§ **Data shown**:
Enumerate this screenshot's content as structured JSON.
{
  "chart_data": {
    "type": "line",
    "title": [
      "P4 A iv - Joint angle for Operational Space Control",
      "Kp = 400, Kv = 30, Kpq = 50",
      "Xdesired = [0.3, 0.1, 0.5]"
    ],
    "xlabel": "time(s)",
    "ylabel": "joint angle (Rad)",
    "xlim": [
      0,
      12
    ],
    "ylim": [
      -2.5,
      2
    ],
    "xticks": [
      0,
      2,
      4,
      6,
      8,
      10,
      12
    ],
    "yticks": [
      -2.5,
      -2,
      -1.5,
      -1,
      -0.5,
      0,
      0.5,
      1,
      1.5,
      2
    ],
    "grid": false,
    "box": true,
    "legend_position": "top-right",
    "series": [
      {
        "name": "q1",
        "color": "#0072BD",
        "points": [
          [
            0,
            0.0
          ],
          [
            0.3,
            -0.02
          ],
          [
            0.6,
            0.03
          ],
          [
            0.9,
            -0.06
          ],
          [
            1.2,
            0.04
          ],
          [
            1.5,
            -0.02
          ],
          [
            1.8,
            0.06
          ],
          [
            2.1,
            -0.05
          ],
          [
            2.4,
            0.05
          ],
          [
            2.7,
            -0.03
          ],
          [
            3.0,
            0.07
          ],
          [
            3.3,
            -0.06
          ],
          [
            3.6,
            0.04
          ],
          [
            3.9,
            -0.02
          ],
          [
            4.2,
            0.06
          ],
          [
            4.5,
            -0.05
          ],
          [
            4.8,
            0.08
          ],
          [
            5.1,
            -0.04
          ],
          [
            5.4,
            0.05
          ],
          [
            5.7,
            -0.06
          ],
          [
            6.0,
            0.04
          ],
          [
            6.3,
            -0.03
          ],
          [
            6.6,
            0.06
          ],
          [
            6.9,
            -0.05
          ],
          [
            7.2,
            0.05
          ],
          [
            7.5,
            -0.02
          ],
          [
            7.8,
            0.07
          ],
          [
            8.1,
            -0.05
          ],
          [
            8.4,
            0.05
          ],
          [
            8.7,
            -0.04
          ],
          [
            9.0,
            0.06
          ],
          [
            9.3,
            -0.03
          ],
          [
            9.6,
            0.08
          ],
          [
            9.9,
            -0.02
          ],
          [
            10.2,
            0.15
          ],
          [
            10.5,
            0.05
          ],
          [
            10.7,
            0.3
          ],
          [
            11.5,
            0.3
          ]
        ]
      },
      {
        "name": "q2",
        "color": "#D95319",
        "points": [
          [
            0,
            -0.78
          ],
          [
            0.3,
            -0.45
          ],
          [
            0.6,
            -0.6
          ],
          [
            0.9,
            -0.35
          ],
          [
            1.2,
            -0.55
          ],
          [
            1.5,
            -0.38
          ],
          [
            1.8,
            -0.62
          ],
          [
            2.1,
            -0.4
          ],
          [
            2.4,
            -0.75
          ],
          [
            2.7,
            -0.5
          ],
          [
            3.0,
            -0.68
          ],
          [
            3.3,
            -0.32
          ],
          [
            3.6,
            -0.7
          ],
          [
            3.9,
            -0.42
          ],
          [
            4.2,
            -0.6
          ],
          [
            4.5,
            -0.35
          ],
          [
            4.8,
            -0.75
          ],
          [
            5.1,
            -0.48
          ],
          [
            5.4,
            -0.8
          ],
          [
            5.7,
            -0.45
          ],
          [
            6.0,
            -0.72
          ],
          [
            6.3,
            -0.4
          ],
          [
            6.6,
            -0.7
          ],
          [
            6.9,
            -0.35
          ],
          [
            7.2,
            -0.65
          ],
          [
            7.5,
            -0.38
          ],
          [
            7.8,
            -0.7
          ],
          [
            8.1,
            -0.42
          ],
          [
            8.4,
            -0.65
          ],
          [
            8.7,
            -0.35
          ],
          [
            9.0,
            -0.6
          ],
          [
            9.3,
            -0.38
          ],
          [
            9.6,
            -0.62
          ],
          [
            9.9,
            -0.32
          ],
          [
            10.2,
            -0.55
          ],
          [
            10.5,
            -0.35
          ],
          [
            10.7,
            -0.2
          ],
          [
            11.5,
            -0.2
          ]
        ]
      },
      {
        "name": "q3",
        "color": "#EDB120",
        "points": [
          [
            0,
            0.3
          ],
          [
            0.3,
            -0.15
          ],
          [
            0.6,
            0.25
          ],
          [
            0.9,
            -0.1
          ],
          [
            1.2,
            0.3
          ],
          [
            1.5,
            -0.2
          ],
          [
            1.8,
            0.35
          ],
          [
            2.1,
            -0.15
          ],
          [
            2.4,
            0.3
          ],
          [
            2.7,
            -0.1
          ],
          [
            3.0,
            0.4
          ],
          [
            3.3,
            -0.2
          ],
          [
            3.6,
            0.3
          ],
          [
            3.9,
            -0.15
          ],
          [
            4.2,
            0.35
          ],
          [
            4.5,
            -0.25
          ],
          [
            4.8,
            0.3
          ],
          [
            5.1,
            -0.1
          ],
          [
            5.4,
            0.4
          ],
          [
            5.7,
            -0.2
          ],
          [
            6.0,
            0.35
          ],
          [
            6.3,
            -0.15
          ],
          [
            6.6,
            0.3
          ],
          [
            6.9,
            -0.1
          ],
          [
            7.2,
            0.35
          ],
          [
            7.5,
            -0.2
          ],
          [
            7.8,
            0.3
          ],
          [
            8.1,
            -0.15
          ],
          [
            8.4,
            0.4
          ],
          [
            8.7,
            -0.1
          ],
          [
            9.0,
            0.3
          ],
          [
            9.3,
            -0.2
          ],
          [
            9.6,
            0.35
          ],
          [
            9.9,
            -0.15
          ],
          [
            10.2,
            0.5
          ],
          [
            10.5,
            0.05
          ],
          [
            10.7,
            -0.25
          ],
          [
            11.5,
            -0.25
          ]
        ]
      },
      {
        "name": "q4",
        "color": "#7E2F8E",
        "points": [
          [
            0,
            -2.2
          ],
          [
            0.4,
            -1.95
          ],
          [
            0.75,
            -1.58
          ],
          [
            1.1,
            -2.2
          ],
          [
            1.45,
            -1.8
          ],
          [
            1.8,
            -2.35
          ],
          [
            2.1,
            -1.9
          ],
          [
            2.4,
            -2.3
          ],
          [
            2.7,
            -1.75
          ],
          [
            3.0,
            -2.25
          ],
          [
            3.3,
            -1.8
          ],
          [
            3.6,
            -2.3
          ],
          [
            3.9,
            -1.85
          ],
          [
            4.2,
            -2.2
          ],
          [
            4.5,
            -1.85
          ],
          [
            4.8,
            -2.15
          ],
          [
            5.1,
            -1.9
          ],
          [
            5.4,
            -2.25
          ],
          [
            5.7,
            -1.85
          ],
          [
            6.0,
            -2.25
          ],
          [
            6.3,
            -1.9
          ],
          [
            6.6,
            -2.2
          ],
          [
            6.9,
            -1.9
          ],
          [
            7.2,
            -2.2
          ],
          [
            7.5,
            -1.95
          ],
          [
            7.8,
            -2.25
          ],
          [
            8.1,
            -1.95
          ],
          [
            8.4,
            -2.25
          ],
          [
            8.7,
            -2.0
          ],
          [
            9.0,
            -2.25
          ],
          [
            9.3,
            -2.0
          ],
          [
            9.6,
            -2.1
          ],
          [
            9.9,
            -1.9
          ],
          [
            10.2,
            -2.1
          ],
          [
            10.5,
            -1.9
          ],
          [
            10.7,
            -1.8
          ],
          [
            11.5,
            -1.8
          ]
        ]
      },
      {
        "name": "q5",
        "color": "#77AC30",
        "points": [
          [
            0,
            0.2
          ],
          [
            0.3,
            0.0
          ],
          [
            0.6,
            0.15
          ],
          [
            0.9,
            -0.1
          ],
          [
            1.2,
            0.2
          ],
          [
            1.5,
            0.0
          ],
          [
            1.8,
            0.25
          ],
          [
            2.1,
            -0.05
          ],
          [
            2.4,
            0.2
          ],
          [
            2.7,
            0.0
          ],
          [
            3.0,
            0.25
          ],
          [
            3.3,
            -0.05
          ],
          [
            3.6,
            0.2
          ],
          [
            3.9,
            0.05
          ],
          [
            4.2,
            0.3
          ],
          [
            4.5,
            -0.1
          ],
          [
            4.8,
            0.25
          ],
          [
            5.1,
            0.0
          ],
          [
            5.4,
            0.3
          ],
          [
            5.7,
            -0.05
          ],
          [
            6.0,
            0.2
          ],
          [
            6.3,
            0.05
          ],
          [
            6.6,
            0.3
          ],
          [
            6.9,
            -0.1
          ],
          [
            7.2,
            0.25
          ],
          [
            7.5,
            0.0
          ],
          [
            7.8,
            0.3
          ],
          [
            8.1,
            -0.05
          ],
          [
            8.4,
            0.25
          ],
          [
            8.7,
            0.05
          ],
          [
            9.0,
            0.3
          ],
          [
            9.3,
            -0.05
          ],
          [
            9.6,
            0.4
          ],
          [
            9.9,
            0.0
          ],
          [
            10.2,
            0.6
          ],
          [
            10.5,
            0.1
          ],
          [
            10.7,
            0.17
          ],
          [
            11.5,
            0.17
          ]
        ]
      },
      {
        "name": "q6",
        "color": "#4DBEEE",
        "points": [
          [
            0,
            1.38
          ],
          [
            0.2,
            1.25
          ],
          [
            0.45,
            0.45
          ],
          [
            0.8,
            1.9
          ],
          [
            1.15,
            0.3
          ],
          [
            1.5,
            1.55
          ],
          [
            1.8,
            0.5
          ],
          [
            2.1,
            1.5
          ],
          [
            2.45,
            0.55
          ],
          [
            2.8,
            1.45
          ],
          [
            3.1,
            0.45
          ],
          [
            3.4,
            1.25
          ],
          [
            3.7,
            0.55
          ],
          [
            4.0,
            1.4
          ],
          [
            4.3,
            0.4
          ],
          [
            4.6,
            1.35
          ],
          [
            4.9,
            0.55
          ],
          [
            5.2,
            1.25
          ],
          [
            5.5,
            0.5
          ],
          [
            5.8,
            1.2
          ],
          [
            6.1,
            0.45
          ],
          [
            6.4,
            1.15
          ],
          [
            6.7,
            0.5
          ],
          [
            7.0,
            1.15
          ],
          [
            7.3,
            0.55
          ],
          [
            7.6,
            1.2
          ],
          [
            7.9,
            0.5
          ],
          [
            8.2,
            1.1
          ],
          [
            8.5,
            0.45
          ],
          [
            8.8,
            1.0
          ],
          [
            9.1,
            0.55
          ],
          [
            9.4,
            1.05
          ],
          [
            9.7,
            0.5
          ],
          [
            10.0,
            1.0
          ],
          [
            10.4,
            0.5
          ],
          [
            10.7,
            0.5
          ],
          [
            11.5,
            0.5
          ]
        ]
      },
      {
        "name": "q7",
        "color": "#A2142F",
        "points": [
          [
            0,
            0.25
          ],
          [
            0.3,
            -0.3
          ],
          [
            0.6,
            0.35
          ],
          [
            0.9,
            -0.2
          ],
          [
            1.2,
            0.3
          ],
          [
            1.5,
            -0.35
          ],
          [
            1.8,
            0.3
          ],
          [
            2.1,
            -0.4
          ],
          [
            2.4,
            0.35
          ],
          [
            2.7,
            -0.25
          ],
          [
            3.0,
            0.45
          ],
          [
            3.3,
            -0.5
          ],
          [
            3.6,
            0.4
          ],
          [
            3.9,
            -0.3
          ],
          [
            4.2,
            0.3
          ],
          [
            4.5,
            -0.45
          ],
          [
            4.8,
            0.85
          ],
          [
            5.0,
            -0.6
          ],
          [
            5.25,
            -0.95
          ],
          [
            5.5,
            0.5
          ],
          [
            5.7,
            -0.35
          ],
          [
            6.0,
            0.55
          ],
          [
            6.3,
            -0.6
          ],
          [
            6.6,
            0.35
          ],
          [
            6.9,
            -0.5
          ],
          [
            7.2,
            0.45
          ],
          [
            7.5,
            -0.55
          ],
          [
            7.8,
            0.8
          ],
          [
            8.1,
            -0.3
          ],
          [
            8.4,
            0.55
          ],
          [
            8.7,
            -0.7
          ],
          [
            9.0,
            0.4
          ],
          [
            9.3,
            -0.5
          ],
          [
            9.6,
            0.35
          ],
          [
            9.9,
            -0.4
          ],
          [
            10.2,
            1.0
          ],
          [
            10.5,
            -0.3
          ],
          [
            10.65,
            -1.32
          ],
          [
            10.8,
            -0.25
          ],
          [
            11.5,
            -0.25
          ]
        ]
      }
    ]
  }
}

§ **To be done**: Each line in the listing above either holds the string "angle" or does not; state how many do, giving the number only.

§ **Full solution**: 2